Entries with figure data:

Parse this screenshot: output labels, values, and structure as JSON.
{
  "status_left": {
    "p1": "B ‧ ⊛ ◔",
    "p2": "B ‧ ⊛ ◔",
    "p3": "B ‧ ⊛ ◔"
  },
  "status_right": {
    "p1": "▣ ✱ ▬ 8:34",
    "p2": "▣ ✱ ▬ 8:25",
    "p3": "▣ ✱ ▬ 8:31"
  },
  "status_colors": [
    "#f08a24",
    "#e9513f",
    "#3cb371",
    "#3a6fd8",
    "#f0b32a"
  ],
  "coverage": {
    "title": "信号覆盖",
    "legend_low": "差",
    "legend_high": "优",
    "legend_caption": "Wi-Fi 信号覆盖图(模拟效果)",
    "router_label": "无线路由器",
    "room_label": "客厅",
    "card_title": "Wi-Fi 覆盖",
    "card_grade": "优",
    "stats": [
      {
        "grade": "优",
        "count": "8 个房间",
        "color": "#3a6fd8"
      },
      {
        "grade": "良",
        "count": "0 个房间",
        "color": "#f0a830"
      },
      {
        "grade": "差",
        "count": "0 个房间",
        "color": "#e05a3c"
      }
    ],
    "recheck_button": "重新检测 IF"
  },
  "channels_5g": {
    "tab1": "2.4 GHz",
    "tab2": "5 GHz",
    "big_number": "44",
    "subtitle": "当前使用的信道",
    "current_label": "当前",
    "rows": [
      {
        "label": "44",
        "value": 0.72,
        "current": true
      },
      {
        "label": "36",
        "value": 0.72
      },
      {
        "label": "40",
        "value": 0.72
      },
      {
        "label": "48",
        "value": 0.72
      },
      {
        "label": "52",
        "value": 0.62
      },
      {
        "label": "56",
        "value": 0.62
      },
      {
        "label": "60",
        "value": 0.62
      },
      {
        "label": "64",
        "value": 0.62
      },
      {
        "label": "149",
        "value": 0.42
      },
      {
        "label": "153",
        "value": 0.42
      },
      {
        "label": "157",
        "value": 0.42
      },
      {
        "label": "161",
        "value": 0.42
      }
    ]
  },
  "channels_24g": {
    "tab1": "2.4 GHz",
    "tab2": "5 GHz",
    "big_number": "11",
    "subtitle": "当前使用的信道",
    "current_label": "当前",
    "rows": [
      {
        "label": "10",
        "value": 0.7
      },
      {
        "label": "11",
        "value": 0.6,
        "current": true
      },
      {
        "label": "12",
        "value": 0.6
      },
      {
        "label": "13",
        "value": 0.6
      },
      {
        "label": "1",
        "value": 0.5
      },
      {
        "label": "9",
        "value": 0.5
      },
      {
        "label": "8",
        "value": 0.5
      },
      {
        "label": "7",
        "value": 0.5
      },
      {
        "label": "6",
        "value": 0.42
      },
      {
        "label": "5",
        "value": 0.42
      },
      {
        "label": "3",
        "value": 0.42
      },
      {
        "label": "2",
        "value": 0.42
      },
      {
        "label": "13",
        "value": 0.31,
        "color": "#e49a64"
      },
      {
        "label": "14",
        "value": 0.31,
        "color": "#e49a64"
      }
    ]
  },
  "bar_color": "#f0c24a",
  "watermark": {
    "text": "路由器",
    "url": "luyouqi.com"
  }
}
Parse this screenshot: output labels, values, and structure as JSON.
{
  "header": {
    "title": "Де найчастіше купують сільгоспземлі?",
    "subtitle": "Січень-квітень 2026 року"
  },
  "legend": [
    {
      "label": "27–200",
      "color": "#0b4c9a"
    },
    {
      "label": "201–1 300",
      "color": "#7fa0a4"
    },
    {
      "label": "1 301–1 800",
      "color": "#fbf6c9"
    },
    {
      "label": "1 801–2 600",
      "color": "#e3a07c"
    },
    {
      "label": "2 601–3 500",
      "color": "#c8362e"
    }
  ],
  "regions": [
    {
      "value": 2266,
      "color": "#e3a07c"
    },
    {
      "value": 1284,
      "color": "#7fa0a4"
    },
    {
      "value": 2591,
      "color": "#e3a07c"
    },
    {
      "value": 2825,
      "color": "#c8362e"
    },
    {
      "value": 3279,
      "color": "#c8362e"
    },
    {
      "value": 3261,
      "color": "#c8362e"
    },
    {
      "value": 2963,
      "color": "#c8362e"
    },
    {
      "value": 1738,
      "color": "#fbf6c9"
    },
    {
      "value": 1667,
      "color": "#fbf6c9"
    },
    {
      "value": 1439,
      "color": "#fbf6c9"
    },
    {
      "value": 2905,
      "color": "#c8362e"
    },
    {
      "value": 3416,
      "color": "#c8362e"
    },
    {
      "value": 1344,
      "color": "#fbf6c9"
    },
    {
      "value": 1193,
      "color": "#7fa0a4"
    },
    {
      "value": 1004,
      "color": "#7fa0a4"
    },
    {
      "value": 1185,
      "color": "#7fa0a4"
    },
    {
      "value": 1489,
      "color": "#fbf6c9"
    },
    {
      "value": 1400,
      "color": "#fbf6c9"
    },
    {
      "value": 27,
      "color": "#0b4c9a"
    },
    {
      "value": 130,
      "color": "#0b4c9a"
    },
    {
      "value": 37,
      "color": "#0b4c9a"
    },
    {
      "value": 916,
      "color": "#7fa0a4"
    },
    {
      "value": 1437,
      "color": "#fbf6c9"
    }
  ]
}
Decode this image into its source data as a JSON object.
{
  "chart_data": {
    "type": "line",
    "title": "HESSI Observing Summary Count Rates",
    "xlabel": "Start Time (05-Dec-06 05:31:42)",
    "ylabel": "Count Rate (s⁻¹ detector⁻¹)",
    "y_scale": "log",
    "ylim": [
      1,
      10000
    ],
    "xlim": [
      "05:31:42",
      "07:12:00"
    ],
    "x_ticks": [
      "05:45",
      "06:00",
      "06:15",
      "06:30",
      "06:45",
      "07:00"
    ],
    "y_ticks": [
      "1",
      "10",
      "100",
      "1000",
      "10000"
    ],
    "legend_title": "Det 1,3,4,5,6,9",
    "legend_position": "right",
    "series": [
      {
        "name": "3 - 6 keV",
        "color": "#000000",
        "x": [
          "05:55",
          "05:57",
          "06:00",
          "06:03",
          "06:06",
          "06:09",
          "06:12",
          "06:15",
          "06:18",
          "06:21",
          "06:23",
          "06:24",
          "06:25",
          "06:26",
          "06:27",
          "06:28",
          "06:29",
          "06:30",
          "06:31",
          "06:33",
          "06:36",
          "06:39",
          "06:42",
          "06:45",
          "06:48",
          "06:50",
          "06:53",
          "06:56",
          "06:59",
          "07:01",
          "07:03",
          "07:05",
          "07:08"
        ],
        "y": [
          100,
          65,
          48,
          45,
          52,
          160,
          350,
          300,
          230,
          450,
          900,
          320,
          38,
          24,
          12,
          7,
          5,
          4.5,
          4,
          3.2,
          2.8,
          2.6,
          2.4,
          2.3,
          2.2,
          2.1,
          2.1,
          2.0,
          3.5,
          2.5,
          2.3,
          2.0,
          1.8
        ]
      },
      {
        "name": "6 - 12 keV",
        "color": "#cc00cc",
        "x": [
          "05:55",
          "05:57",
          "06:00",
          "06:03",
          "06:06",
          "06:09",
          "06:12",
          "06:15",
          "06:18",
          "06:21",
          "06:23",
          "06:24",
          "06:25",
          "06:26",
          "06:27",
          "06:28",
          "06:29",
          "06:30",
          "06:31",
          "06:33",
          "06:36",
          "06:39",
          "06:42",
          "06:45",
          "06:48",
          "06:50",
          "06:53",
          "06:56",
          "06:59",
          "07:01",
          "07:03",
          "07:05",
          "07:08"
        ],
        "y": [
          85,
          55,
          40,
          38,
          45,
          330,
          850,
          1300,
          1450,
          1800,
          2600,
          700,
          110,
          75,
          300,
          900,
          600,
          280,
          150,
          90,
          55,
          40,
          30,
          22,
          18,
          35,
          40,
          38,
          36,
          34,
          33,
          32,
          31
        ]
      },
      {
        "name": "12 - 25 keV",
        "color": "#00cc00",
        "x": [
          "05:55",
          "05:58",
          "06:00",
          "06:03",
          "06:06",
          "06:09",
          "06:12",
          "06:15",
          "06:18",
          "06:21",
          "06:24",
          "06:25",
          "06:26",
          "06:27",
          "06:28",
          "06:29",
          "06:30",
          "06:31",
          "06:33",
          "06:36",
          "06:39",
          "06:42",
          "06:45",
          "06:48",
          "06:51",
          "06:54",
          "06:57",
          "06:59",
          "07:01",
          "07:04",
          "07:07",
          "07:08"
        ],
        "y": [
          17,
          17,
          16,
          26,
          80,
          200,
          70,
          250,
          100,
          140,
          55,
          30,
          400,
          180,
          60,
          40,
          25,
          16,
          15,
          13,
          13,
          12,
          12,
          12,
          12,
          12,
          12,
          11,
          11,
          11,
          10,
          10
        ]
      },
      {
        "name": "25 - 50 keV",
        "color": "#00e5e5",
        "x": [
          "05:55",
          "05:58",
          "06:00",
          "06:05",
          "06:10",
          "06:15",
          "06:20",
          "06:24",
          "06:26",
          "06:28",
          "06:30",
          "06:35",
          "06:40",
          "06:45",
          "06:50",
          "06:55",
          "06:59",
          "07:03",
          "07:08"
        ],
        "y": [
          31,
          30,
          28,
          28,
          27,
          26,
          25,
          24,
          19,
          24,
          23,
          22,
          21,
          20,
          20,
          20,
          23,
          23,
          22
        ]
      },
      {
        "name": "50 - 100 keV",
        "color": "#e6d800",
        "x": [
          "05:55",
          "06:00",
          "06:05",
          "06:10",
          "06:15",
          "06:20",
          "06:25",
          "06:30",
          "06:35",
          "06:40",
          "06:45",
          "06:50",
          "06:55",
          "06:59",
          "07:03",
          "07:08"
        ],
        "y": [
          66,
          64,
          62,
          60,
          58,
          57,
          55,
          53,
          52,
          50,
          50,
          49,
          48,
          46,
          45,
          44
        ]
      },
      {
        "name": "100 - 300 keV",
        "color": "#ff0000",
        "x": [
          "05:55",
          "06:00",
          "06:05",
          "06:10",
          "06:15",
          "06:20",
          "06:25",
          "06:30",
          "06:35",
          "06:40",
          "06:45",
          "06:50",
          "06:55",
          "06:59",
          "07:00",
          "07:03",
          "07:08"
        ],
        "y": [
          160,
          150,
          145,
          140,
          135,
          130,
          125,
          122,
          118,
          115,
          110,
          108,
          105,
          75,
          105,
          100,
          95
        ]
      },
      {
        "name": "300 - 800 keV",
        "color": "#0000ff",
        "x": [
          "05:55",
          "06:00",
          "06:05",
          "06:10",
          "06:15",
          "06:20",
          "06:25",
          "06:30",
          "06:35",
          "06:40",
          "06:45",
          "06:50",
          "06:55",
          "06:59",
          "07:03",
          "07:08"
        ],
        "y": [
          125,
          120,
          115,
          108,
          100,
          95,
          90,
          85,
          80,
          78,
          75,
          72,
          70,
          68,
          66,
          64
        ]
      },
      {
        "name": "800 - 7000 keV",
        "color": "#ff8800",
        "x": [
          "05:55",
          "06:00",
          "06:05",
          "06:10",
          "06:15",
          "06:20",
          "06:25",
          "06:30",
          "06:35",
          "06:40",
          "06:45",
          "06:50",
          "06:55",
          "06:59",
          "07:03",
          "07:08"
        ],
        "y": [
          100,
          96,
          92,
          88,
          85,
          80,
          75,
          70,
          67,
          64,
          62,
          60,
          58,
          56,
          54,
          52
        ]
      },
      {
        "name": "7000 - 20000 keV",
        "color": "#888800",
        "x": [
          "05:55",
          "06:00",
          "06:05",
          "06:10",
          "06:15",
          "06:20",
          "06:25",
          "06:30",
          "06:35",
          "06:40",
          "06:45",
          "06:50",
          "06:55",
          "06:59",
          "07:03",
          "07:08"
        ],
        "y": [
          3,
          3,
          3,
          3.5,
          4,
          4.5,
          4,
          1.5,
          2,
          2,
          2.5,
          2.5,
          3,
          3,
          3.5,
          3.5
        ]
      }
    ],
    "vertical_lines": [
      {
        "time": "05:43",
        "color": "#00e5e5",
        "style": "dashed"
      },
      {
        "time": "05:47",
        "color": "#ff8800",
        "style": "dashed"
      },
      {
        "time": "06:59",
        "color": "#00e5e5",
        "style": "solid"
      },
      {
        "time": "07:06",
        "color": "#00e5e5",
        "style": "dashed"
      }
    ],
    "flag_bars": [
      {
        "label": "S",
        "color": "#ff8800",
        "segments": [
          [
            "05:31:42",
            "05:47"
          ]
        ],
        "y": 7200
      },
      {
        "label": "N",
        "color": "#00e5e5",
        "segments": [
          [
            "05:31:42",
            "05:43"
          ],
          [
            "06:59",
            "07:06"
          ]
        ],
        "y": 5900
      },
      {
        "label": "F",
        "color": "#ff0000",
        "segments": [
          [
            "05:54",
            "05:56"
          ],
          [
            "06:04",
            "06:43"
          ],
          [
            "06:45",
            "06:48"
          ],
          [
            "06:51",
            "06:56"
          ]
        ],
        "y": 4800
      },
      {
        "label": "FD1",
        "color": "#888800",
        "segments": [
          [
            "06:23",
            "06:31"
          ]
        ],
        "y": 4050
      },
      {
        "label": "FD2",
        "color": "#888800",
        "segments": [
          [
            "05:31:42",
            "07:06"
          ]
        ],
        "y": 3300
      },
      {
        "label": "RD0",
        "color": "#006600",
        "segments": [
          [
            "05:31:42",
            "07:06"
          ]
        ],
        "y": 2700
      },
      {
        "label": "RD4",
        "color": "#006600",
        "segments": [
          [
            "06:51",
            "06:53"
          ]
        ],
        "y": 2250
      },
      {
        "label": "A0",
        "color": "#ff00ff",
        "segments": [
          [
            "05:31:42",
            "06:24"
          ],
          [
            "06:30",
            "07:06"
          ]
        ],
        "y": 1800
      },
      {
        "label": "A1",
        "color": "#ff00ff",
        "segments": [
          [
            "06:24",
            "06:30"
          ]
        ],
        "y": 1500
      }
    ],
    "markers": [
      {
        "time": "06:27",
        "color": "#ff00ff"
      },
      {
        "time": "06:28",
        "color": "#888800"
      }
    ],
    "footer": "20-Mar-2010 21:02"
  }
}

**Required work**: Among the entries above, how many lines hold the string "name"? Give the number by itself.

**Finished exercise**: 9